#### [Task objective]
Write the records out again exactly, leaving no images in.
## BEGIN Material for this exercise
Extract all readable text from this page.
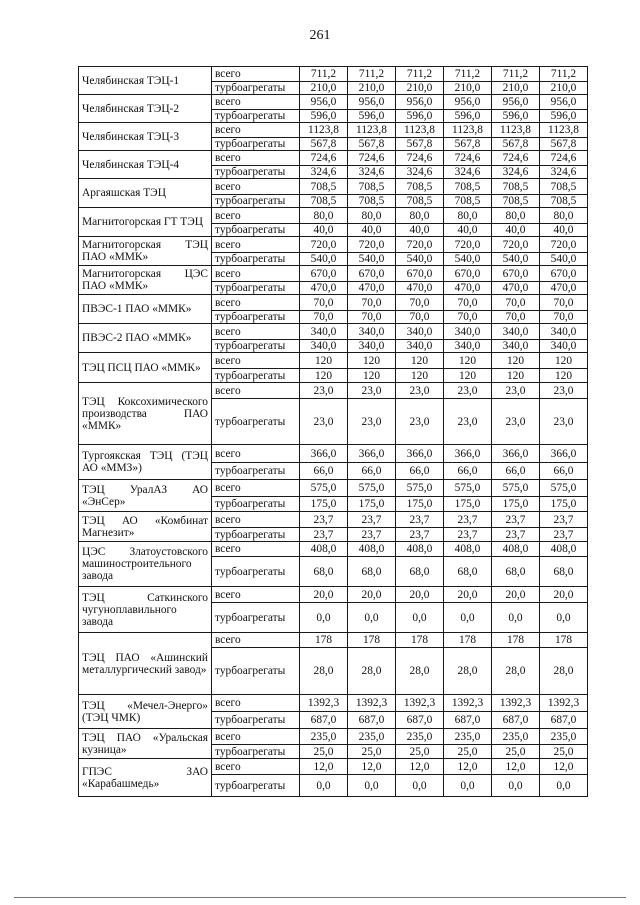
261
Челябинская ТЭЦ-1	всего	711,2	711,2	711,2	711,2	711,2	711,2
	турбоагрегаты	210,0	210,0	210,0	210,0	210,0	210,0
Челябинская ТЭЦ-2	всего	956,0	956,0	956,0	956,0	956,0	956,0
	турбоагрегаты	596,0	596,0	596,0	596,0	596,0	596,0
Челябинская ТЭЦ-3	всего	1123,8	1123,8	1123,8	1123,8	1123,8	1123,8
	турбоагрегаты	567,8	567,8	567,8	567,8	567,8	567,8
Челябинская ТЭЦ-4	всего	724,6	724,6	724,6	724,6	724,6	724,6
	турбоагрегаты	324,6	324,6	324,6	324,6	324,6	324,6
Аргаяшская ТЭЦ	всего	708,5	708,5	708,5	708,5	708,5	708,5
	турбоагрегаты	708,5	708,5	708,5	708,5	708,5	708,5
Магнитогорская ГТ ТЭЦ	всего	80,0	80,0	80,0	80,0	80,0	80,0
	турбоагрегаты	40,0	40,0	40,0	40,0	40,0	40,0
Магнитогорская ТЭЦ ПАО «ММК»	всего	720,0	720,0	720,0	720,0	720,0	720,0
	турбоагрегаты	540,0	540,0	540,0	540,0	540,0	540,0
Магнитогорская ЦЭС ПАО «ММК»	всего	670,0	670,0	670,0	670,0	670,0	670,0
	турбоагрегаты	470,0	470,0	470,0	470,0	470,0	470,0
ПВЭС-1 ПАО «ММК»	всего	70,0	70,0	70,0	70,0	70,0	70,0
	турбоагрегаты	70,0	70,0	70,0	70,0	70,0	70,0
ПВЭС-2 ПАО «ММК»	всего	340,0	340,0	340,0	340,0	340,0	340,0
	турбоагрегаты	340,0	340,0	340,0	340,0	340,0	340,0
ТЭЦ ПСЦ ПАО «ММК»	всего	120	120	120	120	120	120
	турбоагрегаты	120	120	120	120	120	120
ТЭЦ Коксохимического производства ПАО «ММК»	всего	23,0	23,0	23,0	23,0	23,0	23,0
	турбоагрегаты	23,0	23,0	23,0	23,0	23,0	23,0
Тургоякская ТЭЦ (ТЭЦ АО «ММЗ»)	всего	366,0	366,0	366,0	366,0	366,0	366,0
	турбоагрегаты	66,0	66,0	66,0	66,0	66,0	66,0
ТЭЦ УралАЗ АО «ЭнСер»	всего	575,0	575,0	575,0	575,0	575,0	575,0
	турбоагрегаты	175,0	175,0	175,0	175,0	175,0	175,0
ТЭЦ АО «Комбинат Магнезит»	всего	23,7	23,7	23,7	23,7	23,7	23,7
	турбоагрегаты	23,7	23,7	23,7	23,7	23,7	23,7
ЦЭС Златоустовского машиностроительного завода	всего	408,0	408,0	408,0	408,0	408,0	408,0
	турбоагрегаты	68,0	68,0	68,0	68,0	68,0	68,0
ТЭЦ Саткинского чугуноплавильного завода	всего	20,0	20,0	20,0	20,0	20,0	20,0
	турбоагрегаты	0,0	0,0	0,0	0,0	0,0	0,0
ТЭЦ ПАО «Ашинский металлургический завод»	всего	178	178	178	178	178	178
	турбоагрегаты	28,0	28,0	28,0	28,0	28,0	28,0
ТЭЦ «Мечел-Энерго» (ТЭЦ ЧМК)	всего	1392,3	1392,3	1392,3	1392,3	1392,3	1392,3
	турбоагрегаты	687,0	687,0	687,0	687,0	687,0	687,0
ТЭЦ ПАО «Уральская кузница»	всего	235,0	235,0	235,0	235,0	235,0	235,0
	турбоагрегаты	25,0	25,0	25,0	25,0	25,0	25,0
ГПЭС ЗАО «Карабашмедь»	всего	12,0	12,0	12,0	12,0	12,0	12,0
	турбоагрегаты	0,0	0,0	0,0	0,0	0,0	0,0
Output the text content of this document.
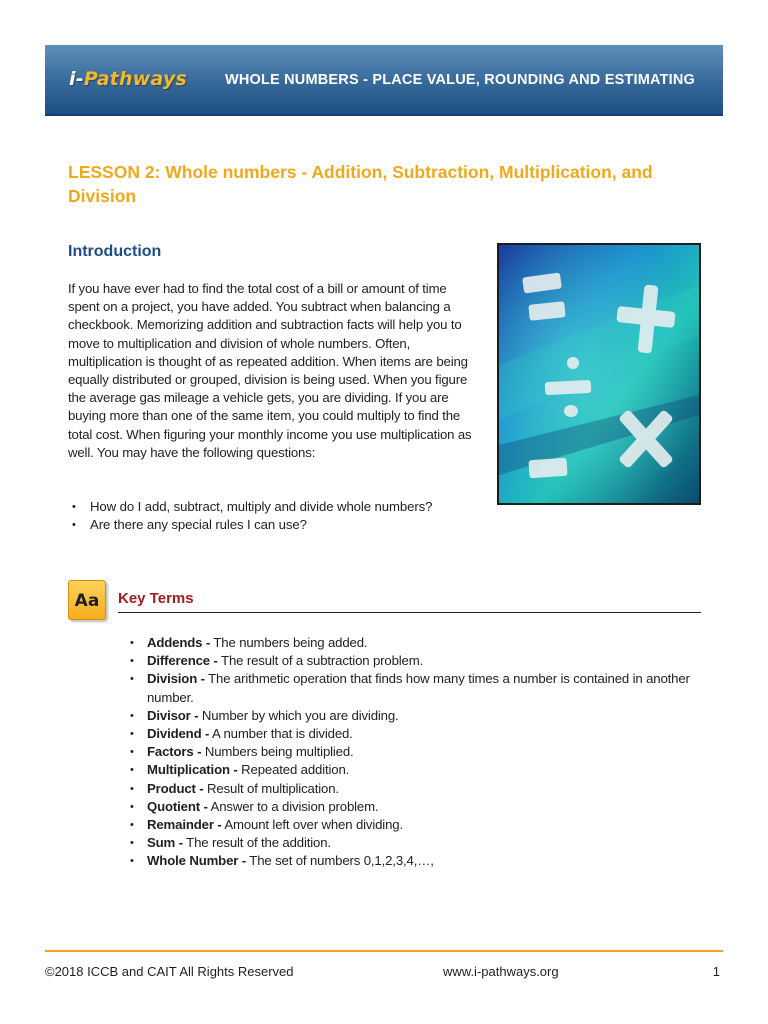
i-Pathways	WHOLE NUMBERS - PLACE VALUE, ROUNDING AND ESTIMATING
LESSON 2: Whole numbers - Addition, Subtraction, Multiplication, and Division
Introduction
If you have ever had to find the total cost of a bill or amount of time spent on a project, you have added. You subtract when balancing a checkbook. Memorizing addition and subtraction facts will help you to move to multiplication and division of whole numbers. Often, multiplication is thought of as repeated addition. When items are being equally distributed or grouped, division is being used. When you figure the average gas mileage a vehicle gets, you are dividing. If you are buying more than one of the same item, you could multiply to find the total cost. When figuring your monthly income you use multiplication as well. You may have the following questions:
• How do I add, subtract, multiply and divide whole numbers?
• Are there any special rules I can use?
Aa	Key Terms
• Addends - The numbers being added.
• Difference - The result of a subtraction problem.
• Division - The arithmetic operation that finds how many times a number is contained in another number.
• Divisor - Number by which you are dividing.
• Dividend - A number that is divided.
• Factors - Numbers being multiplied.
• Multiplication - Repeated addition.
• Product - Result of multiplication.
• Quotient - Answer to a division problem.
• Remainder - Amount left over when dividing.
• Sum - The result of the addition.
• Whole Number - The set of numbers 0,1,2,3,4,…,
©2018 ICCB and CAIT All Rights Reserved	www.i-pathways.org	1
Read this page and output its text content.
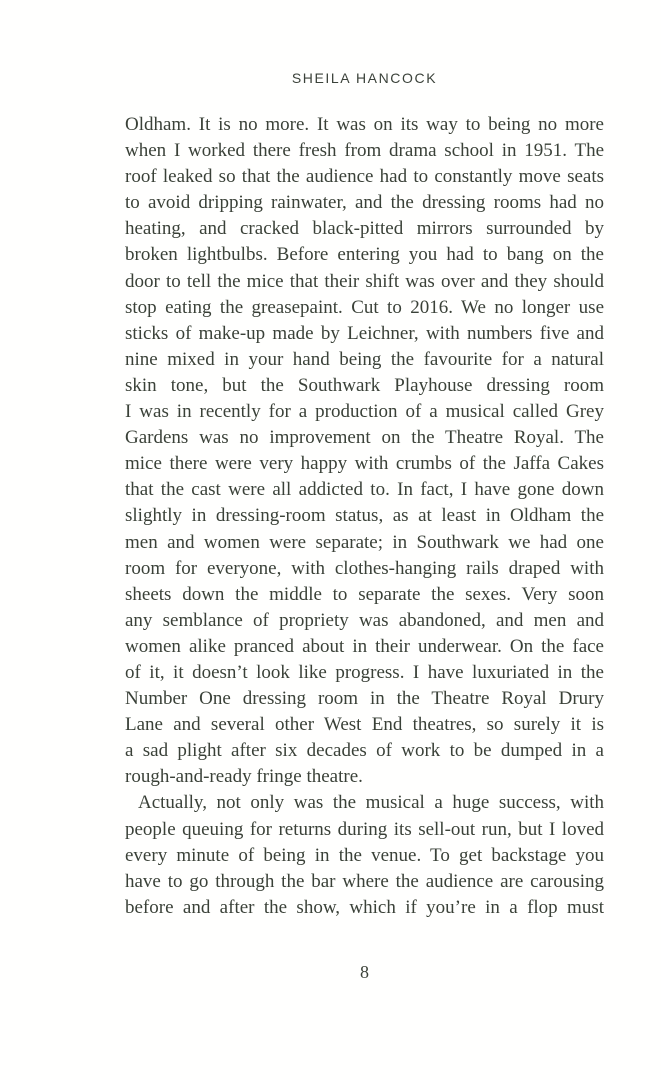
SHEILA HANCOCK
Oldham. It is no more. It was on its way to being no more
when I worked there fresh from drama school in 1951. The
roof leaked so that the audience had to constantly move seats
to avoid dripping rainwater, and the dressing rooms had no
heating, and cracked black-pitted mirrors surrounded by
broken lightbulbs. Before entering you had to bang on the
door to tell the mice that their shift was over and they should
stop eating the greasepaint. Cut to 2016. We no longer use
sticks of make-up made by Leichner, with numbers five and
nine mixed in your hand being the favourite for a natural
skin tone, but the Southwark Playhouse dressing room
I was in recently for a production of a musical called Grey
Gardens was no improvement on the Theatre Royal. The
mice there were very happy with crumbs of the Jaffa Cakes
that the cast were all addicted to. In fact, I have gone down
slightly in dressing-room status, as at least in Oldham the
men and women were separate; in Southwark we had one
room for everyone, with clothes-hanging rails draped with
sheets down the middle to separate the sexes. Very soon
any semblance of propriety was abandoned, and men and
women alike pranced about in their underwear. On the face
of it, it doesn’t look like progress. I have luxuriated in the
Number One dressing room in the Theatre Royal Drury
Lane and several other West End theatres, so surely it is
a sad plight after six decades of work to be dumped in a
rough-and-ready fringe theatre.
Actually, not only was the musical a huge success, with
people queuing for returns during its sell-out run, but I loved
every minute of being in the venue. To get backstage you
have to go through the bar where the audience are carousing
before and after the show, which if you’re in a flop must
8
## END Material for this exercise
#### [Result for this exercise]
Extract all readable text from this page.
261
Челябинская ТЭЦ-1	всего	711,2	711,2	711,2	711,2	711,2	711,2
	турбоагрегаты	210,0	210,0	210,0	210,0	210,0	210,0
Челябинская ТЭЦ-2	всего	956,0	956,0	956,0	956,0	956,0	956,0
	турбоагрегаты	596,0	596,0	596,0	596,0	596,0	596,0
Челябинская ТЭЦ-3	всего	1123,8	1123,8	1123,8	1123,8	1123,8	1123,8
	турбоагрегаты	567,8	567,8	567,8	567,8	567,8	567,8
Челябинская ТЭЦ-4	всего	724,6	724,6	724,6	724,6	724,6	724,6
	турбоагрегаты	324,6	324,6	324,6	324,6	324,6	324,6
Аргаяшская ТЭЦ	всего	708,5	708,5	708,5	708,5	708,5	708,5
	турбоагрегаты	708,5	708,5	708,5	708,5	708,5	708,5
Магнитогорская ГТ ТЭЦ	всего	80,0	80,0	80,0	80,0	80,0	80,0
	турбоагрегаты	40,0	40,0	40,0	40,0	40,0	40,0
Магнитогорская ТЭЦ ПАО «ММК»	всего	720,0	720,0	720,0	720,0	720,0	720,0
	турбоагрегаты	540,0	540,0	540,0	540,0	540,0	540,0
Магнитогорская ЦЭС ПАО «ММК»	всего	670,0	670,0	670,0	670,0	670,0	670,0
	турбоагрегаты	470,0	470,0	470,0	470,0	470,0	470,0
ПВЭС-1 ПАО «ММК»	всего	70,0	70,0	70,0	70,0	70,0	70,0
	турбоагрегаты	70,0	70,0	70,0	70,0	70,0	70,0
ПВЭС-2 ПАО «ММК»	всего	340,0	340,0	340,0	340,0	340,0	340,0
	турбоагрегаты	340,0	340,0	340,0	340,0	340,0	340,0
ТЭЦ ПСЦ ПАО «ММК»	всего	120	120	120	120	120	120
	турбоагрегаты	120	120	120	120	120	120
ТЭЦ Коксохимического производства ПАО «ММК»	всего	23,0	23,0	23,0	23,0	23,0	23,0
	турбоагрегаты	23,0	23,0	23,0	23,0	23,0	23,0
Тургоякская ТЭЦ (ТЭЦ АО «ММЗ»)	всего	366,0	366,0	366,0	366,0	366,0	366,0
	турбоагрегаты	66,0	66,0	66,0	66,0	66,0	66,0
ТЭЦ УралАЗ АО «ЭнСер»	всего	575,0	575,0	575,0	575,0	575,0	575,0
	турбоагрегаты	175,0	175,0	175,0	175,0	175,0	175,0
ТЭЦ АО «Комбинат Магнезит»	всего	23,7	23,7	23,7	23,7	23,7	23,7
	турбоагрегаты	23,7	23,7	23,7	23,7	23,7	23,7
ЦЭС Златоустовского машиностроительного завода	всего	408,0	408,0	408,0	408,0	408,0	408,0
	турбоагрегаты	68,0	68,0	68,0	68,0	68,0	68,0
ТЭЦ Саткинского чугуноплавильного завода	всего	20,0	20,0	20,0	20,0	20,0	20,0
	турбоагрегаты	0,0	0,0	0,0	0,0	0,0	0,0
ТЭЦ ПАО «Ашинский металлургический завод»	всего	178	178	178	178	178	178
	турбоагрегаты	28,0	28,0	28,0	28,0	28,0	28,0
ТЭЦ «Мечел-Энерго» (ТЭЦ ЧМК)	всего	1392,3	1392,3	1392,3	1392,3	1392,3	1392,3
	турбоагрегаты	687,0	687,0	687,0	687,0	687,0	687,0
ТЭЦ ПАО «Уральская кузница»	всего	235,0	235,0	235,0	235,0	235,0	235,0
	турбоагрегаты	25,0	25,0	25,0	25,0	25,0	25,0
ГПЭС ЗАО «Карабашмедь»	всего	12,0	12,0	12,0	12,0	12,0	12,0
	турбоагрегаты	0,0	0,0	0,0	0,0	0,0	0,0
Output the text content of this document.
i-Pathways	WHOLE NUMBERS - PLACE VALUE, ROUNDING AND ESTIMATING
LESSON 2: Whole numbers - Addition, Subtraction, Multiplication, and Division
Introduction
If you have ever had to find the total cost of a bill or amount of time spent on a project, you have added. You subtract when balancing a checkbook. Memorizing addition and subtraction facts will help you to move to multiplication and division of whole numbers. Often, multiplication is thought of as repeated addition. When items are being equally distributed or grouped, division is being used. When you figure the average gas mileage a vehicle gets, you are dividing. If you are buying more than one of the same item, you could multiply to find the total cost. When figuring your monthly income you use multiplication as well. You may have the following questions:
• How do I add, subtract, multiply and divide whole numbers?
• Are there any special rules I can use?
Aa	Key Terms
• Addends - The numbers being added.
• Difference - The result of a subtraction problem.
• Division - The arithmetic operation that finds how many times a number is contained in another number.
• Divisor - Number by which you are dividing.
• Dividend - A number that is divided.
• Factors - Numbers being multiplied.
• Multiplication - Repeated addition.
• Product - Result of multiplication.
• Quotient - Answer to a division problem.
• Remainder - Amount left over when dividing.
• Sum - The result of the addition.
• Whole Number - The set of numbers 0,1,2,3,4,…,
©2018 ICCB and CAIT All Rights Reserved	www.i-pathways.org	1
Read this page and output its text content.
SHEILA HANCOCK
Oldham. It is no more. It was on its way to being no more
when I worked there fresh from drama school in 1951. The
roof leaked so that the audience had to constantly move seats
to avoid dripping rainwater, and the dressing rooms had no
heating, and cracked black-pitted mirrors surrounded by
broken lightbulbs. Before entering you had to bang on the
door to tell the mice that their shift was over and they should
stop eating the greasepaint. Cut to 2016. We no longer use
sticks of make-up made by Leichner, with numbers five and
nine mixed in your hand being the favourite for a natural
skin tone, but the Southwark Playhouse dressing room
I was in recently for a production of a musical called Grey
Gardens was no improvement on the Theatre Royal. The
mice there were very happy with crumbs of the Jaffa Cakes
that the cast were all addicted to. In fact, I have gone down
slightly in dressing-room status, as at least in Oldham the
men and women were separate; in Southwark we had one
room for everyone, with clothes-hanging rails draped with
sheets down the middle to separate the sexes. Very soon
any semblance of propriety was abandoned, and men and
women alike pranced about in their underwear. On the face
of it, it doesn’t look like progress. I have luxuriated in the
Number One dressing room in the Theatre Royal Drury
Lane and several other West End theatres, so surely it is
a sad plight after six decades of work to be dumped in a
rough-and-ready fringe theatre.
Actually, not only was the musical a huge success, with
people queuing for returns during its sell-out run, but I loved
every minute of being in the venue. To get backstage you
have to go through the bar where the audience are carousing
before and after the show, which if you’re in a flop must
8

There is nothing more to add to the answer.